#### [Data shown]
══════════
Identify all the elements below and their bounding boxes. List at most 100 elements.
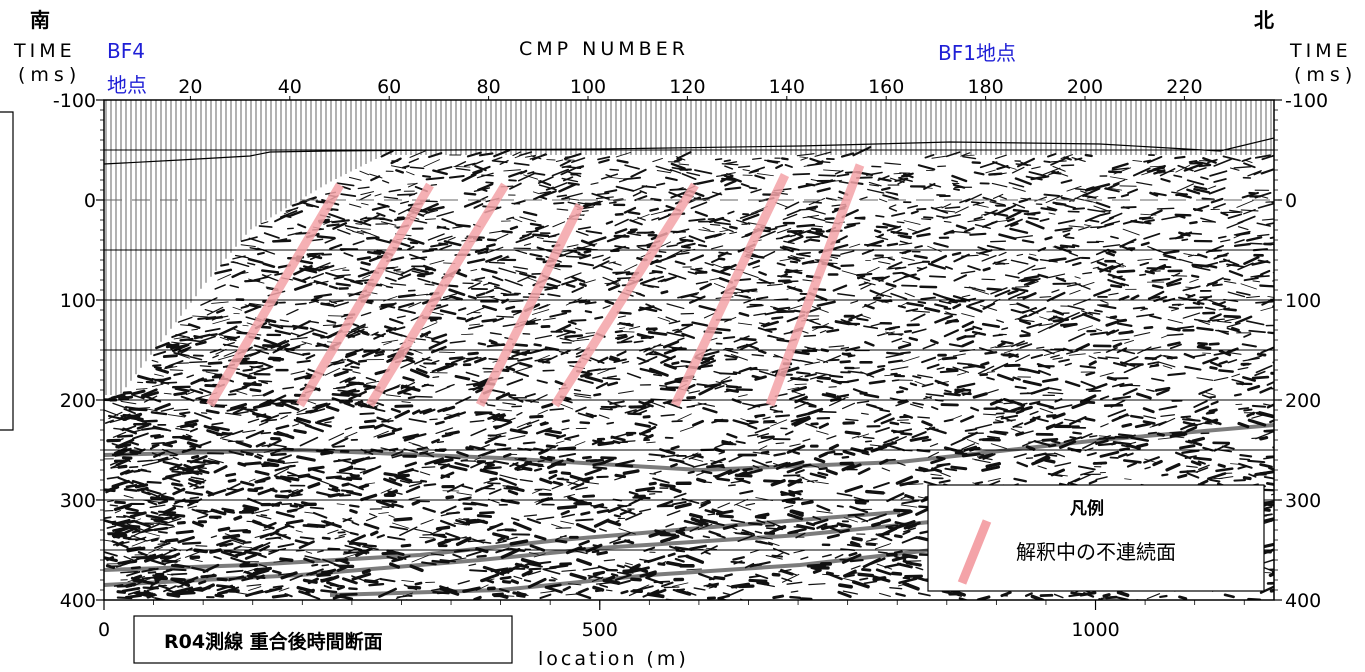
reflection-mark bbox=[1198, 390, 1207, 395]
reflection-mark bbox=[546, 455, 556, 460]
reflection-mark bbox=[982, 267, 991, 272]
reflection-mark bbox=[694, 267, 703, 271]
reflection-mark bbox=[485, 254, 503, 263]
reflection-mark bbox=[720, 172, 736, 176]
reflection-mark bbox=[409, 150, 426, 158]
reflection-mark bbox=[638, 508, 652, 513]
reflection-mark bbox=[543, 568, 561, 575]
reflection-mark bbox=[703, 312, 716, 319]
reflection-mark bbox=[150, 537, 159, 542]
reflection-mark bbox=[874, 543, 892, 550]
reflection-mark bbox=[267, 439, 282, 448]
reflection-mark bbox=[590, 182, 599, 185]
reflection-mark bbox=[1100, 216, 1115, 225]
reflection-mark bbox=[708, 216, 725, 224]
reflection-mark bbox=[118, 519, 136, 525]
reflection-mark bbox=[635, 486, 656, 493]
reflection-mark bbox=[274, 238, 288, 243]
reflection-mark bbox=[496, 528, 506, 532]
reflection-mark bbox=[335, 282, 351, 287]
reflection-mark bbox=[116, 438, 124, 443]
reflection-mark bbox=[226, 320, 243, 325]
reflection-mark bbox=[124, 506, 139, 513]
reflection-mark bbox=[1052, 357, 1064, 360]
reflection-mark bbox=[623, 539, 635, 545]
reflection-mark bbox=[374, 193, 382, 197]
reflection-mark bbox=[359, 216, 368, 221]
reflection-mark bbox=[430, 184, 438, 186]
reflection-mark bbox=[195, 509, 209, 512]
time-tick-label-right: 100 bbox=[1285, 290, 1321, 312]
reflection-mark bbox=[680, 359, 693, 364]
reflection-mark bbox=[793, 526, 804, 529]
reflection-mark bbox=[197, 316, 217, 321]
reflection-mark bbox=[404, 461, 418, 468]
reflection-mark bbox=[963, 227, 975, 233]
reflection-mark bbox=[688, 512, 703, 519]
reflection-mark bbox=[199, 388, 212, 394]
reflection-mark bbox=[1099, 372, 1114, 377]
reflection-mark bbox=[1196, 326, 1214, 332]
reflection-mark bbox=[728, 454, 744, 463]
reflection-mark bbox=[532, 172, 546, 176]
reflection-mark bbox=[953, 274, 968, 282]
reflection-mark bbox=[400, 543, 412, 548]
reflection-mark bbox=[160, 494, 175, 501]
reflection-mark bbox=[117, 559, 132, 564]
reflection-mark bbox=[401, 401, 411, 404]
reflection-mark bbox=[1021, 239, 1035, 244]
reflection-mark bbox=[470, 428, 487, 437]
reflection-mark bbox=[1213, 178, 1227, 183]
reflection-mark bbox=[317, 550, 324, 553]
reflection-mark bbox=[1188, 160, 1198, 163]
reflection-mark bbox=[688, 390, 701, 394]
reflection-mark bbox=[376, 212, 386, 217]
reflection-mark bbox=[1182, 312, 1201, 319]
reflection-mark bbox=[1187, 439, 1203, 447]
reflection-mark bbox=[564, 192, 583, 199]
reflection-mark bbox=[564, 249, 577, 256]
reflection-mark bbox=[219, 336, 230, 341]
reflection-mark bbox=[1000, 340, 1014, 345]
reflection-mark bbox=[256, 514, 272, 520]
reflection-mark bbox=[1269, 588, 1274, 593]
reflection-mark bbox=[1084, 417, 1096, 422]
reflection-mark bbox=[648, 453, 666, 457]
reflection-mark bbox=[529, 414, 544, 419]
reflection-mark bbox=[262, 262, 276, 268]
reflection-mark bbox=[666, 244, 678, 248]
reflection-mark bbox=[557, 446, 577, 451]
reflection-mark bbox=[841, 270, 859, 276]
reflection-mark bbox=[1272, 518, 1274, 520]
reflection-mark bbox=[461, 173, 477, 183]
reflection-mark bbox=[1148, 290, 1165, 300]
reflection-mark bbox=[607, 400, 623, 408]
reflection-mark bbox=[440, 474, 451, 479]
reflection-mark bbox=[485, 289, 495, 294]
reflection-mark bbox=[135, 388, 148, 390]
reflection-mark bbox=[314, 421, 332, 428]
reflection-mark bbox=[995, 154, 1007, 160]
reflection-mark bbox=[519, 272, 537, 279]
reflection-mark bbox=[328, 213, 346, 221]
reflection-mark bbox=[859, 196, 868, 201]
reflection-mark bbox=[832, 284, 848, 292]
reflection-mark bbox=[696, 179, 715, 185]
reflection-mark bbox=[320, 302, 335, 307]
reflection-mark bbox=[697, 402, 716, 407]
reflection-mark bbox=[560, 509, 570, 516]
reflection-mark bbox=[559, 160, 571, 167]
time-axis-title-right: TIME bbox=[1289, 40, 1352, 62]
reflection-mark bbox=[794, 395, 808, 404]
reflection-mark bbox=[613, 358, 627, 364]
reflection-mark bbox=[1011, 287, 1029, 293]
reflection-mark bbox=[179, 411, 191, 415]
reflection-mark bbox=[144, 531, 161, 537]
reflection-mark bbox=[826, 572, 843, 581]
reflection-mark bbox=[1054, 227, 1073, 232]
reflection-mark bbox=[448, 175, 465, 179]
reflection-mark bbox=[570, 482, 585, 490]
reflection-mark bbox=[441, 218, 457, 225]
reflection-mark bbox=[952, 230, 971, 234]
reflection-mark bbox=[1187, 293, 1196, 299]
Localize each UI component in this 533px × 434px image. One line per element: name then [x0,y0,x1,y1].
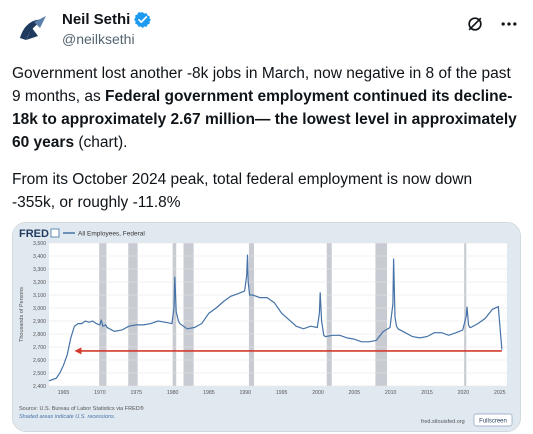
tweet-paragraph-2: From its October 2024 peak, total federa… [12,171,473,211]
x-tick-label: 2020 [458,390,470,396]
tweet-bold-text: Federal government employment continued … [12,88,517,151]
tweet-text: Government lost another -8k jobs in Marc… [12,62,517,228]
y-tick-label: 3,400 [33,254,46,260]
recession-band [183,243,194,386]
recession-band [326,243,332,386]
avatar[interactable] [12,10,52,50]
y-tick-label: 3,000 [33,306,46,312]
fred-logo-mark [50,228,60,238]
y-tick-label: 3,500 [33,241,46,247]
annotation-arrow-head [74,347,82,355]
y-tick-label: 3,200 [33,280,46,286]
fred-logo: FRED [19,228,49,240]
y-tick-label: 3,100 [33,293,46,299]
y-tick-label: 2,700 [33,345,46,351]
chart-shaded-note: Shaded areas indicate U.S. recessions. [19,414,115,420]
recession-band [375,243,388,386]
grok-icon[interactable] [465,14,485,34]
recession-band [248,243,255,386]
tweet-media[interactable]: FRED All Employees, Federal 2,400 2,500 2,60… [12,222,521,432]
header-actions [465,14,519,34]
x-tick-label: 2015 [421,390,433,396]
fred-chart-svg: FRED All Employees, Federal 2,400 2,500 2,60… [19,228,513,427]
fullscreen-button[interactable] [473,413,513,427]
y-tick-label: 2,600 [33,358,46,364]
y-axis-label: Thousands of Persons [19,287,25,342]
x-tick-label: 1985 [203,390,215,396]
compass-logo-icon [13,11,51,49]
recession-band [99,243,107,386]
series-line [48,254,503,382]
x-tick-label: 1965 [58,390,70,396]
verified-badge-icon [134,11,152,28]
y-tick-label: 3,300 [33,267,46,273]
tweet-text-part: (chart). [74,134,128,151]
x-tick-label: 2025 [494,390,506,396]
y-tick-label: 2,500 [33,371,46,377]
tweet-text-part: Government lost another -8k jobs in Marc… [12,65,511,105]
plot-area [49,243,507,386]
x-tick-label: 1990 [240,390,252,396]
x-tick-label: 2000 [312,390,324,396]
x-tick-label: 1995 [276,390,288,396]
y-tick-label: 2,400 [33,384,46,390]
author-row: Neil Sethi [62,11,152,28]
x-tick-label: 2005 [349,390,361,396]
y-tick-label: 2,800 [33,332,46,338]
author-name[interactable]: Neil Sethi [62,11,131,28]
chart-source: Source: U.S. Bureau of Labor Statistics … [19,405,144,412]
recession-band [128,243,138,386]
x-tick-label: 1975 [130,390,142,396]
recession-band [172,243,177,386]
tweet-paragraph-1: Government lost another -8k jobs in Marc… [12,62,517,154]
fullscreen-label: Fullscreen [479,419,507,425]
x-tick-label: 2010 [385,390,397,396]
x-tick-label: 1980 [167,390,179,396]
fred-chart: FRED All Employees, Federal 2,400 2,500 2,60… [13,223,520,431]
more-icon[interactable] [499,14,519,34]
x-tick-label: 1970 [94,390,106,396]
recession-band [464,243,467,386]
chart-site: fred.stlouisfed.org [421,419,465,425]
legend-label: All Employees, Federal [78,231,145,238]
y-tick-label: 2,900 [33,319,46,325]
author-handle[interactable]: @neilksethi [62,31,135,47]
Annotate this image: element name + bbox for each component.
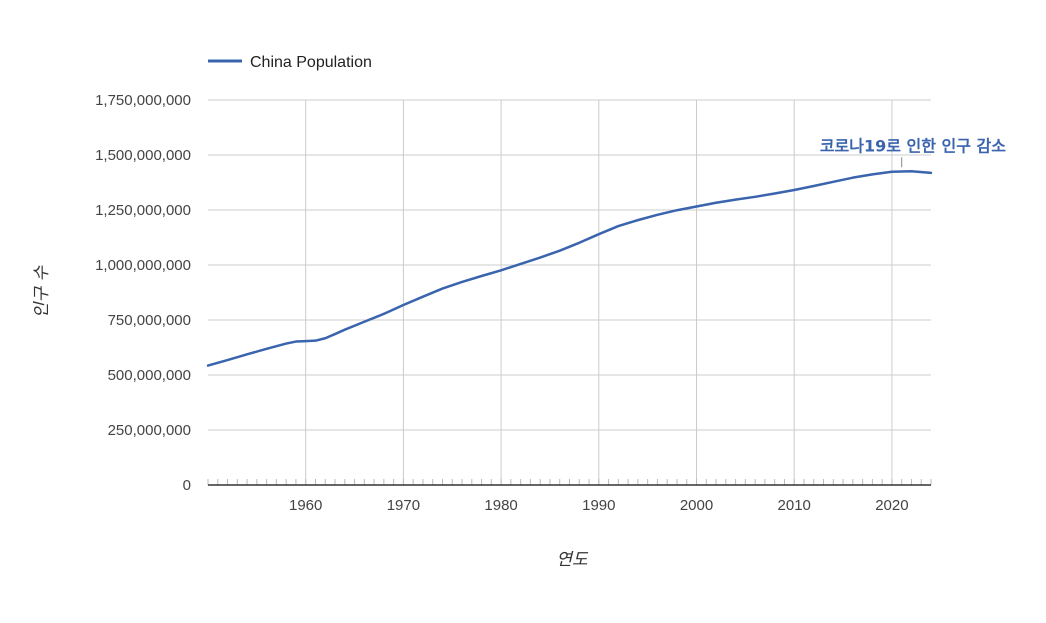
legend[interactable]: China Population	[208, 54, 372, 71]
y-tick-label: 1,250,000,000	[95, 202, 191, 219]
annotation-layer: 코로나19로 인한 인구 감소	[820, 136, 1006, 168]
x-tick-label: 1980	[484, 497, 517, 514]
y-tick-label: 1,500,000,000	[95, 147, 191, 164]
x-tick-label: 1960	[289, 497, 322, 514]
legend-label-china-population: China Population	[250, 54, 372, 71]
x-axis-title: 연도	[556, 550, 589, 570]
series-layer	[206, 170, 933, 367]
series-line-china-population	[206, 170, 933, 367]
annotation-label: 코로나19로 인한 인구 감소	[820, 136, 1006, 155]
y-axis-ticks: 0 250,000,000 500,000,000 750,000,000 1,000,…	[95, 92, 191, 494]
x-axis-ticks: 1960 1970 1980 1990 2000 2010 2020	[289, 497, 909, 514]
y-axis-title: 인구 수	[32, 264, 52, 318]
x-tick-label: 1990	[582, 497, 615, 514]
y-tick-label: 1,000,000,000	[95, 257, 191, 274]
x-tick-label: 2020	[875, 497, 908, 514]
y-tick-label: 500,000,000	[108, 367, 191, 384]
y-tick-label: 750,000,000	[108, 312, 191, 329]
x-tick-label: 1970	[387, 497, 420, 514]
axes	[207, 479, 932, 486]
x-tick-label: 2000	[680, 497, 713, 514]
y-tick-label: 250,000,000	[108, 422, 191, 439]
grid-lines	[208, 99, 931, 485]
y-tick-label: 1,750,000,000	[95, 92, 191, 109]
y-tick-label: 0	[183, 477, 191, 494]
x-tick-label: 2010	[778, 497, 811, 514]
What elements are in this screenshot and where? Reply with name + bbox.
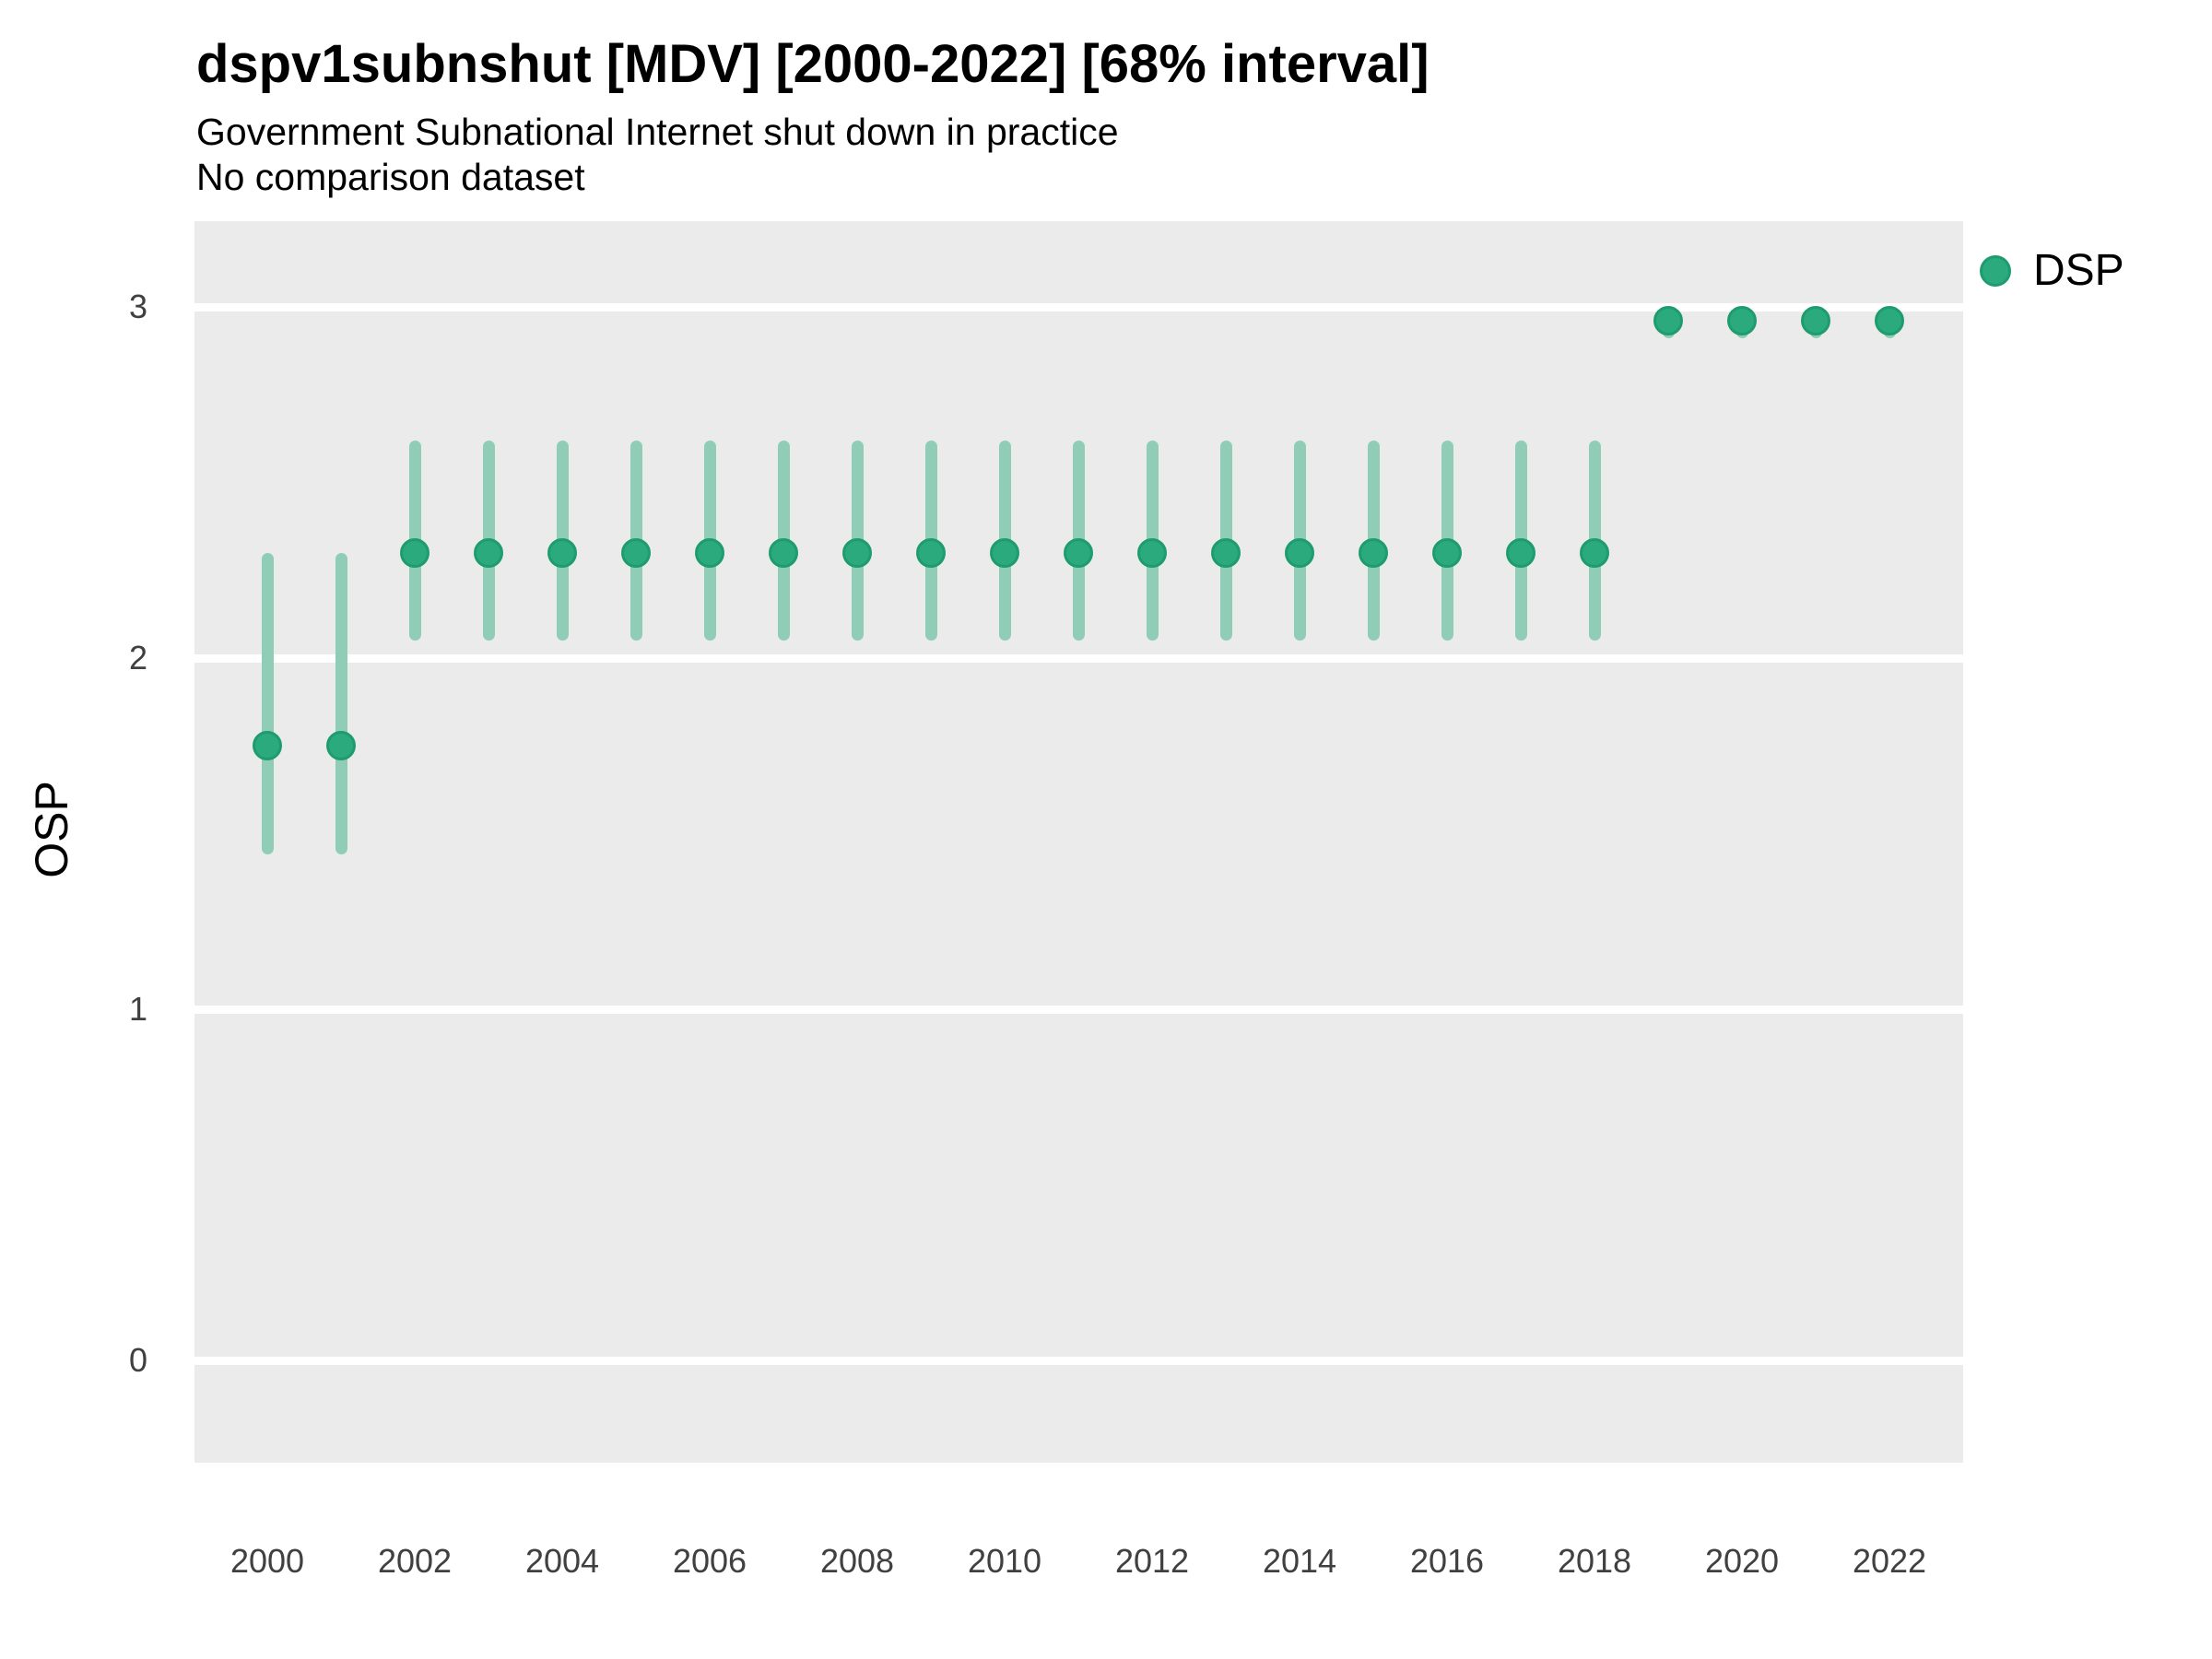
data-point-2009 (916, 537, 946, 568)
══════════
#### [Short exercise]
Recast the listing lines between the line holding "reflection-mark bbox=[1198, 390, 1207, 395]" and the line holding "reflection-mark bbox=[623, 539, 635, 545]", inclusive, as a Markdown table with the columns Row and Listing line, omitting any blank lines.

#### [Correct result]
| Row | Listing line |
|---|---|
| 1 | reflection-mark bbox=[1198, 390, 1207, 395] |
| 2 | reflection-mark bbox=[546, 455, 556, 460] |
| 3 | reflection-mark bbox=[982, 267, 991, 272] |
| 4 | reflection-mark bbox=[694, 267, 703, 271] |
| 5 | reflection-mark bbox=[485, 254, 503, 263] |
| 6 | reflection-mark bbox=[720, 172, 736, 176] |
| 7 | reflection-mark bbox=[409, 150, 426, 158] |
| 8 | reflection-mark bbox=[638, 508, 652, 513] |
| 9 | reflection-mark bbox=[543, 568, 561, 575] |
| 10 | reflection-mark bbox=[703, 312, 716, 319] |
| 11 | reflection-mark bbox=[150, 537, 159, 542] |
| 12 | reflection-mark bbox=[874, 543, 892, 550] |
| 13 | reflection-mark bbox=[267, 439, 282, 448] |
| 14 | reflection-mark bbox=[590, 182, 599, 185] |
| 15 | reflection-mark bbox=[1100, 216, 1115, 225] |
| 16 | reflection-mark bbox=[708, 216, 725, 224] |
| 17 | reflection-mark bbox=[118, 519, 136, 525] |
| 18 | reflection-mark bbox=[635, 486, 656, 493] |
| 19 | reflection-mark bbox=[274, 238, 288, 243] |
| 20 | reflection-mark bbox=[496, 528, 506, 532] |
| 21 | reflection-mark bbox=[335, 282, 351, 287] |
| 22 | reflection-mark bbox=[116, 438, 124, 443] |
| 23 | reflection-mark bbox=[226, 320, 243, 325] |
| 24 | reflection-mark bbox=[124, 506, 139, 513] |
| 25 | reflection-mark bbox=[1052, 357, 1064, 360] |
| 26 | reflection-mark bbox=[623, 539, 635, 545] |